* **Exercise brief**: Work out how many lines in the records contain the string "total", treating uppercase and lowercase as different. Reply with the number alone.

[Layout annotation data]
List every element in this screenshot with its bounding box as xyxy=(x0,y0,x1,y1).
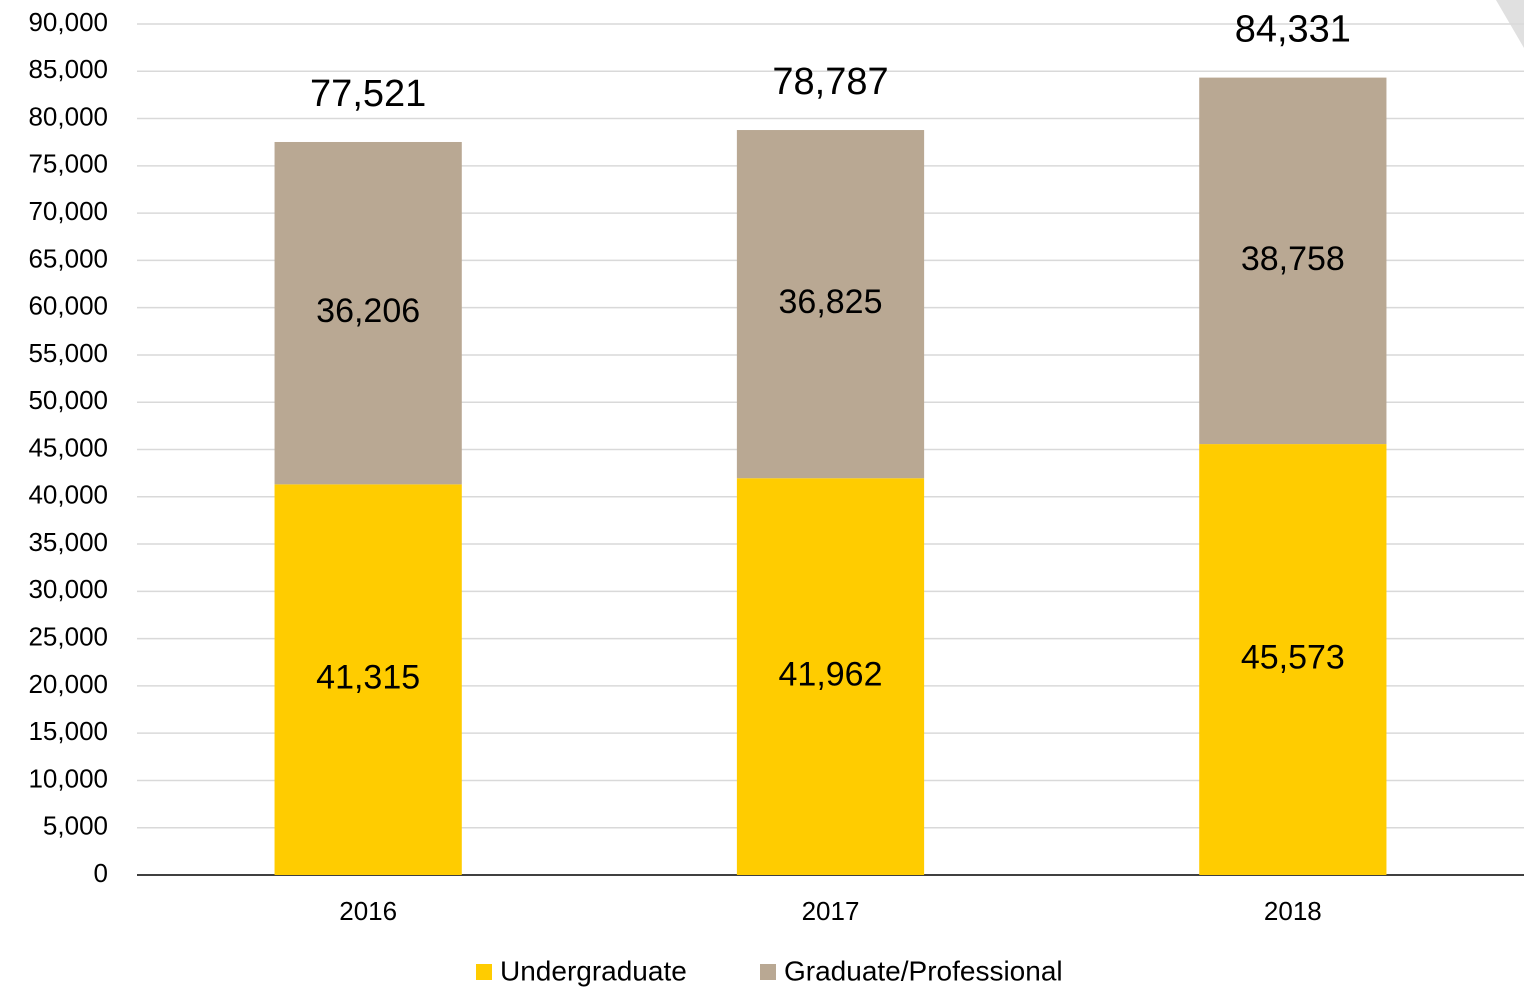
y-tick-label: 70,000 xyxy=(28,196,108,226)
y-tick-label: 0 xyxy=(94,858,108,888)
y-tick-label: 30,000 xyxy=(28,574,108,604)
bar-segment xyxy=(1199,444,1387,875)
data-label: 38,758 xyxy=(1241,240,1345,278)
data-label: 45,573 xyxy=(1241,639,1345,677)
y-tick-label: 40,000 xyxy=(28,480,108,510)
data-label: 41,962 xyxy=(779,656,883,694)
data-label: 41,315 xyxy=(316,659,420,697)
y-tick-label: 45,000 xyxy=(28,432,108,462)
y-tick-label: 15,000 xyxy=(28,716,108,746)
y-tick-label: 50,000 xyxy=(28,385,108,415)
y-tick-label: 35,000 xyxy=(28,527,108,557)
legend-label: Graduate/Professional xyxy=(784,955,1063,986)
bar-segment xyxy=(274,141,462,485)
data-label: 36,825 xyxy=(779,283,883,321)
y-tick-label: 80,000 xyxy=(28,101,108,131)
y-tick-label: 60,000 xyxy=(28,291,108,321)
bar-segment xyxy=(274,484,462,875)
legend-label: Undergraduate xyxy=(500,955,687,986)
y-tick-label: 75,000 xyxy=(28,149,108,179)
total-label: 78,787 xyxy=(772,61,888,103)
legend-swatch xyxy=(476,964,492,980)
y-tick-label: 25,000 xyxy=(28,621,108,651)
y-tick-label: 20,000 xyxy=(28,669,108,699)
y-tick-label: 90,000 xyxy=(28,7,108,37)
bar-segment xyxy=(736,478,925,875)
y-tick-label: 5,000 xyxy=(43,811,108,841)
x-tick-label: 2018 xyxy=(1264,896,1322,926)
data-label: 36,206 xyxy=(316,292,420,330)
legend-swatch xyxy=(760,964,776,980)
total-label: 84,331 xyxy=(1235,9,1351,51)
y-tick-label: 65,000 xyxy=(28,243,108,273)
y-tick-label: 10,000 xyxy=(28,763,108,793)
y-tick-label: 85,000 xyxy=(28,54,108,84)
y-tick-label: 55,000 xyxy=(28,338,108,368)
bar-segment xyxy=(1199,77,1387,445)
total-label: 77,521 xyxy=(310,73,426,115)
x-tick-label: 2017 xyxy=(802,896,860,926)
bar-segment xyxy=(736,130,925,479)
x-tick-label: 2016 xyxy=(339,896,397,926)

* **Result**: 3